— Exercise inputs —
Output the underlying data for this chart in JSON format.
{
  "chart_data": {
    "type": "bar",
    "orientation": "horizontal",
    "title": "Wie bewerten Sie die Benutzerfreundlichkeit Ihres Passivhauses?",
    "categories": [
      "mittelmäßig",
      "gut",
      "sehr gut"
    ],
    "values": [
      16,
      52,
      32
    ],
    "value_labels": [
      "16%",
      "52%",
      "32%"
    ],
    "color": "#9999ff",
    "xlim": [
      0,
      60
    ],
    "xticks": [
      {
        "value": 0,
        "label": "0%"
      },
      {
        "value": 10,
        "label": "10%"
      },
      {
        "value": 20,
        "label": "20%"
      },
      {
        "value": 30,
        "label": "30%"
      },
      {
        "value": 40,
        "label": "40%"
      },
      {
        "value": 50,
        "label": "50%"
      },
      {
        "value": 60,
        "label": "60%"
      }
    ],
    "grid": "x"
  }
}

— Prompt —
Copy out all of the records above with nothing altered.

— Output for this task —
Output the underlying data for this chart in JSON format.
{
  "chart_data": {
    "type": "bar",
    "orientation": "horizontal",
    "title": "Wie bewerten Sie die Benutzerfreundlichkeit Ihres Passivhauses?",
    "categories": [
      "mittelmäßig",
      "gut",
      "sehr gut"
    ],
    "values": [
      16,
      52,
      32
    ],
    "value_labels": [
      "16%",
      "52%",
      "32%"
    ],
    "color": "#9999ff",
    "xlim": [
      0,
      60
    ],
    "xticks": [
      {
        "value": 0,
        "label": "0%"
      },
      {
        "value": 10,
        "label": "10%"
      },
      {
        "value": 20,
        "label": "20%"
      },
      {
        "value": 30,
        "label": "30%"
      },
      {
        "value": 40,
        "label": "40%"
      },
      {
        "value": 50,
        "label": "50%"
      },
      {
        "value": 60,
        "label": "60%"
      }
    ],
    "grid": "x"
  }
}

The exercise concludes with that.